### Stated exercise
The data below needs to be returned exactly, line for line.

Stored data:
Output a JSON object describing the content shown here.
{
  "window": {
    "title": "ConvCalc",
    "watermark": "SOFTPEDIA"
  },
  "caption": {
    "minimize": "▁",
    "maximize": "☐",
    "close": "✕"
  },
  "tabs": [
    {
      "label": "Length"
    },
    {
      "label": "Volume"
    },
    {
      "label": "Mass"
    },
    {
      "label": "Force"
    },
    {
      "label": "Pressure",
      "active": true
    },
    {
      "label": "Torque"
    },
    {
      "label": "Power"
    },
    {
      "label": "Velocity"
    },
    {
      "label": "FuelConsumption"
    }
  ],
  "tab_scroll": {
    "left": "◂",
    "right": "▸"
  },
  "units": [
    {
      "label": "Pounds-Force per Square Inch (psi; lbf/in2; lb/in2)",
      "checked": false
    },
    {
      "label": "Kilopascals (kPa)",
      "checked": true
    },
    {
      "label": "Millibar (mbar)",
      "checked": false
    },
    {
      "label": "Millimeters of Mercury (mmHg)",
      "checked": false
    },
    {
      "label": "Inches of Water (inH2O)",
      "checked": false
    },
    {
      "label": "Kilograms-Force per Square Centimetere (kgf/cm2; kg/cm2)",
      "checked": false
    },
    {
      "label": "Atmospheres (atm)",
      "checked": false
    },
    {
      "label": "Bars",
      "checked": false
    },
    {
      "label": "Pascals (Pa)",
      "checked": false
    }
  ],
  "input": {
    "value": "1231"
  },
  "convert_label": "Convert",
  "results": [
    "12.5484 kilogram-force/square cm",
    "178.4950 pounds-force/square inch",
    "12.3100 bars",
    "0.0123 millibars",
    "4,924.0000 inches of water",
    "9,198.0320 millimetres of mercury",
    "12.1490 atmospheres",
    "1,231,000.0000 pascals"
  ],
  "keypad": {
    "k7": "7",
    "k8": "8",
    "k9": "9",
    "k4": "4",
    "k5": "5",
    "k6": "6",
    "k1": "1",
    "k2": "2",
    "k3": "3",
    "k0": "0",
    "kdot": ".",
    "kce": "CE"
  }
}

### Task answer
Output a JSON object describing the content shown here.
{
  "window": {
    "title": "ConvCalc",
    "watermark": "SOFTPEDIA"
  },
  "caption": {
    "minimize": "▁",
    "maximize": "☐",
    "close": "✕"
  },
  "tabs": [
    {
      "label": "Length"
    },
    {
      "label": "Volume"
    },
    {
      "label": "Mass"
    },
    {
      "label": "Force"
    },
    {
      "label": "Pressure",
      "active": true
    },
    {
      "label": "Torque"
    },
    {
      "label": "Power"
    },
    {
      "label": "Velocity"
    },
    {
      "label": "FuelConsumption"
    }
  ],
  "tab_scroll": {
    "left": "◂",
    "right": "▸"
  },
  "units": [
    {
      "label": "Pounds-Force per Square Inch (psi; lbf/in2; lb/in2)",
      "checked": false
    },
    {
      "label": "Kilopascals (kPa)",
      "checked": true
    },
    {
      "label": "Millibar (mbar)",
      "checked": false
    },
    {
      "label": "Millimeters of Mercury (mmHg)",
      "checked": false
    },
    {
      "label": "Inches of Water (inH2O)",
      "checked": false
    },
    {
      "label": "Kilograms-Force per Square Centimetere (kgf/cm2; kg/cm2)",
      "checked": false
    },
    {
      "label": "Atmospheres (atm)",
      "checked": false
    },
    {
      "label": "Bars",
      "checked": false
    },
    {
      "label": "Pascals (Pa)",
      "checked": false
    }
  ],
  "input": {
    "value": "1231"
  },
  "convert_label": "Convert",
  "results": [
    "12.5484 kilogram-force/square cm",
    "178.4950 pounds-force/square inch",
    "12.3100 bars",
    "0.0123 millibars",
    "4,924.0000 inches of water",
    "9,198.0320 millimetres of mercury",
    "12.1490 atmospheres",
    "1,231,000.0000 pascals"
  ],
  "keypad": {
    "k7": "7",
    "k8": "8",
    "k9": "9",
    "k4": "4",
    "k5": "5",
    "k6": "6",
    "k1": "1",
    "k2": "2",
    "k3": "3",
    "k0": "0",
    "kdot": ".",
    "kce": "CE"
  }
}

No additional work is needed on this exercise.